• Stored records:
..........

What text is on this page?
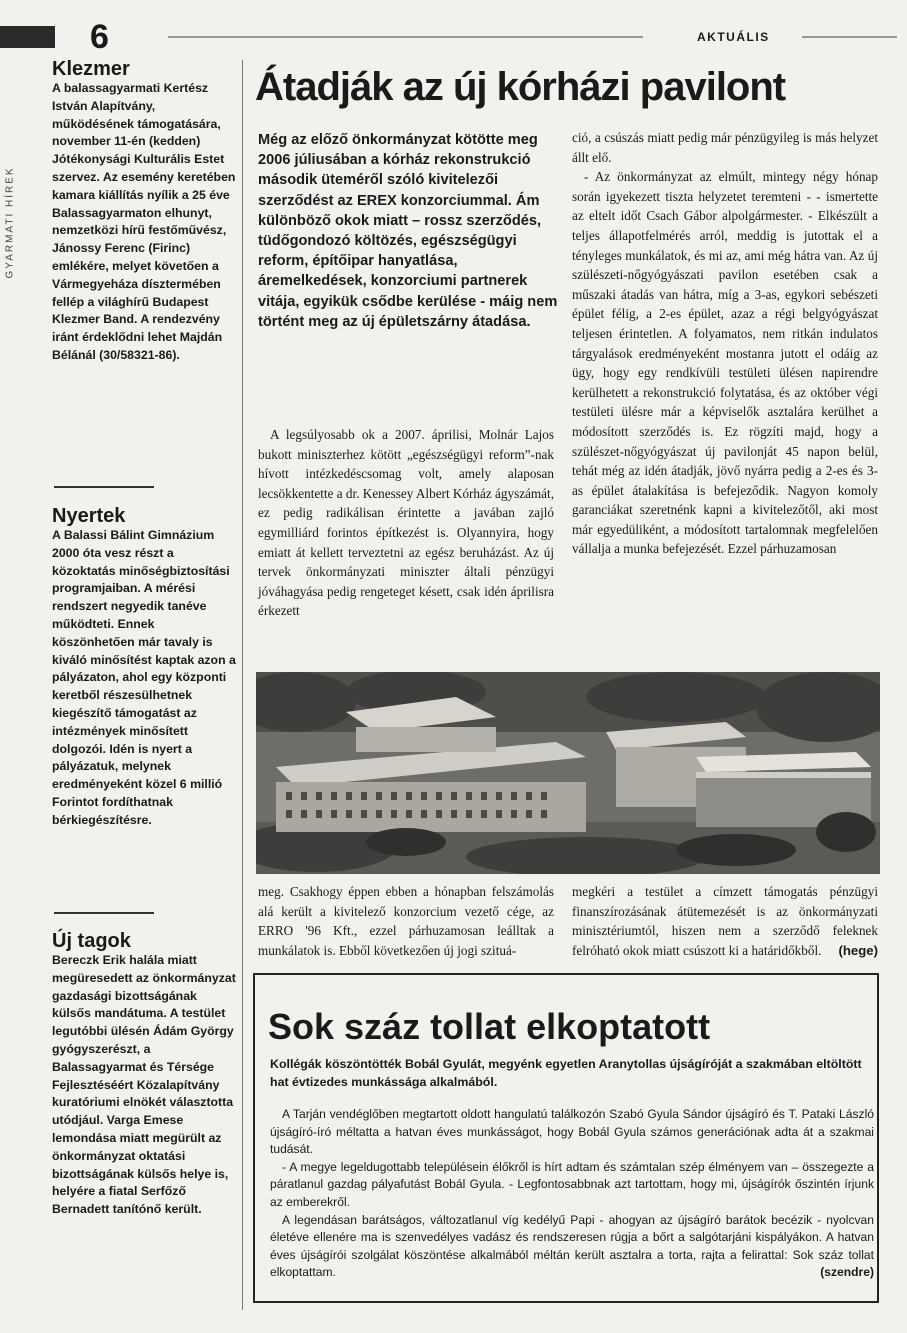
6	AKTUÁLIS
GYARMATI HÍREK
Klezmer

A balassagyarmati Kertész István Alapítvány, működésének támogatására, november 11-én (kedden) Jótékonysági Kulturális Estet szervez. Az esemény keretében kamara kiállítás nyílik a 25 éve Balassagyarmaton elhunyt, nemzetközi hírű festőművész, Jánossy Ferenc (Firinc) emlékére, melyet követően a Vármegyeháza dísztermében fellép a világhírű Budapest Klezmer Band. A rendezvény iránt érdeklődni lehet Majdán Bélánál (30/58321-86).

Nyertek

A Balassi Bálint Gimnázium 2000 óta vesz részt a közoktatás minőségbiztosítási programjaiban. A mérési rendszert negyedik tanéve működteti. Ennek köszönhetően már tavaly is kiváló minősítést kaptak azon a pályázaton, ahol egy központi keretből részesülhetnek kiegészítő támogatást az intézmények minősített dolgozói. Idén is nyert a pályázatuk, melynek eredményeként közel 6 millió Forintot fordíthatnak bérkiegészítésre.

Új tagok

Bereczk Erik halála miatt megüresedett az önkormányzat gazdasági bizottságának külsős mandátuma. A testület legutóbbi ülésén Ádám György gyógyszerészt, a Balassagyarmat és Térsége Fejlesztéséért Közalapítvány kuratóriumi elnökét választotta utódjául. Varga Emese lemondása miatt megürült az önkormányzat oktatási bizottságának külsős helye is, helyére a fiatal Serfőző Bernadett tanítónő került.

Átadják az új kórházi pavilont
Még az előző önkormányzat kötötte meg 2006 júliusában a kórház rekonstrukció második üteméről szóló kivitelezői szerződést az EREX konzorciummal. Ám különböző okok miatt – rossz szerződés, tüdőgondozó költözés, egészségügyi reform, építőipar hanyatlása, áremelkedések, konzorciumi partnerek vitája, egyikük csődbe kerülése - máig nem történt meg az új épületszárny átadása.

A legsúlyosabb ok a 2007. áprilisi, Molnár Lajos bukott miniszterhez kötött „egészségügyi reform”-nak hívott intézkedéscsomag volt, amely alaposan lecsökkentette a dr. Kenessey Albert Kórház ágyszámát, ez pedig radikálisan érintette a javában zajló egymilliárd forintos építkezést is. Olyannyira, hogy emiatt át kellett terveztetni az egész beruházást. Az új tervek önkormányzati miniszter általi pénzügyi jóváhagyása pedig rengeteget késett, csak idén áprilisra érkezett

ció, a csúszás miatt pedig már pénzügyileg is más helyzet állt elő.

- Az önkormányzat az elmúlt, mintegy négy hónap során igyekezett tiszta helyzetet teremteni - - ismertette az eltelt időt Csach Gábor alpolgármester. - Elkészült a teljes állapotfelmérés arról, meddig is jutottak el a tényleges munkálatok, és mi az, ami még hátra van. Az új szülészeti-nőgyógyászati pavilon esetében csak a műszaki átadás van hátra, míg a 3-as, egykori sebészeti épület félig, a 2-es épület, azaz a régi belgyógyászat teljesen érintetlen. A folyamatos, nem ritkán indulatos tárgyalások eredményeként mostanra jutott el odáig az ügy, hogy egy rendkívüli testületi ülésen napirendre kerülhetett a rekonstrukció folytatása, és az október végi testületi ülésre már a képviselők asztalára kerülhet a módosított szerződés is. Ez rögzíti majd, hogy a szülészet-nőgyógyászat új pavilonját 45 napon belül, tehát még az idén átadják, jövő nyárra pedig a 2-es és 3-as épület átalakítása is befejeződik. Nagyon komoly garanciákat szeretnénk kapni a kivitelezőtől, aki most már egyedüliként, a módosított tartalomnak megfelelően vállalja a munka befejezését. Ezzel párhuzamosan

meg. Csakhogy éppen ebben a hónapban felszámolás alá került a kivitelező konzorcium vezető cége, az ERRO '96 Kft., ezzel párhuzamosan leálltak a munkálatok is. Ebből következően új jogi szituá-

megkéri a testület a címzett támogatás pénzügyi finanszírozásának átütemezését is az önkormányzati minisztériumtól, hiszen nem a szerződő feleknek felróható okok miatt csúszott ki a határidőkből. (hege)

Sok száz tollat elkoptatott
Kollégák köszöntötték Bobál Gyulát, megyénk egyetlen Aranytollas újságíróját a szakmában eltöltött hat évtizedes munkássága alkalmából.

A Tarján vendéglőben megtartott oldott hangulatú találkozón Szabó Gyula Sándor újságíró és T. Pataki László újságíró-író méltatta a hatvan éves munkásságot, hogy Bobál Gyula számos generációnak adta át a szakmai tudását.

- A megye legeldugottabb településein élőkről is hírt adtam és számtalan szép élményem van – összegezte a páratlanul gazdag pályafutást Bobál Gyula. - Legfontosabbnak azt tartottam, hogy mi, újságírók őszintén írjunk az emberekről.

A legendásan barátságos, változatlanul víg kedélyű Papi - ahogyan az újságíró barátok becézik - nyolcvan életéve ellenére ma is szenvedélyes vadász és rendszeresen rúgja a bőrt a salgótarjáni kispályákon. A hatvan éves újságírói szolgálat köszöntése alkalmából méltán került asztalra a torta, rajta a felirattal: Sok száz tollat elkoptattam.	(szendre)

..........

• Problem statement: Collect the lines of the data that carry the word "munkálatok".

• Solved exercise:
- Az önkormányzat az elmúlt, mintegy négy hónap során igyekezett tiszta helyzetet teremteni - - ismertette az eltelt időt Csach Gábor alpolgármester. - Elkészült a teljes állapotfelmérés arról, meddig is jutottak el a tényleges munkálatok, és mi az, ami még hátra van. Az új szülészeti-nőgyógyászati pavilon esetében csak a műszaki átadás van hátra, míg a 3-as, egykori sebészeti épület félig, a 2-es épület, azaz a régi belgyógyászat teljesen érintetlen. A folyamatos, nem ritkán indulatos tárgyalások eredményeként mostanra jutott el odáig az ügy, hogy egy rendkívüli testületi ülésen napirendre kerülhetett a rekonstrukció folytatása, és az október végi testületi ülésre már a képviselők asztalára kerülhet a módosított szerződés is. Ez rögzíti majd, hogy a szülészet-nőgyógyászat új pavilonját 45 napon belül, tehát még az idén átadják, jövő nyárra pedig a 2-es és 3-as épület átalakítása is befejeződik. Nagyon komoly garanciákat szeretnénk kapni a kivitelezőtől, aki most már egyedüliként, a módosított tartalomnak megfelelően vállalja a munka befejezését. Ezzel párhuzamosan
meg. Csakhogy éppen ebben a hónapban felszámolás alá került a kivitelező konzorcium vezető cége, az ERRO '96 Kft., ezzel párhuzamosan leálltak a munkálatok is. Ebből következően új jogi szituá-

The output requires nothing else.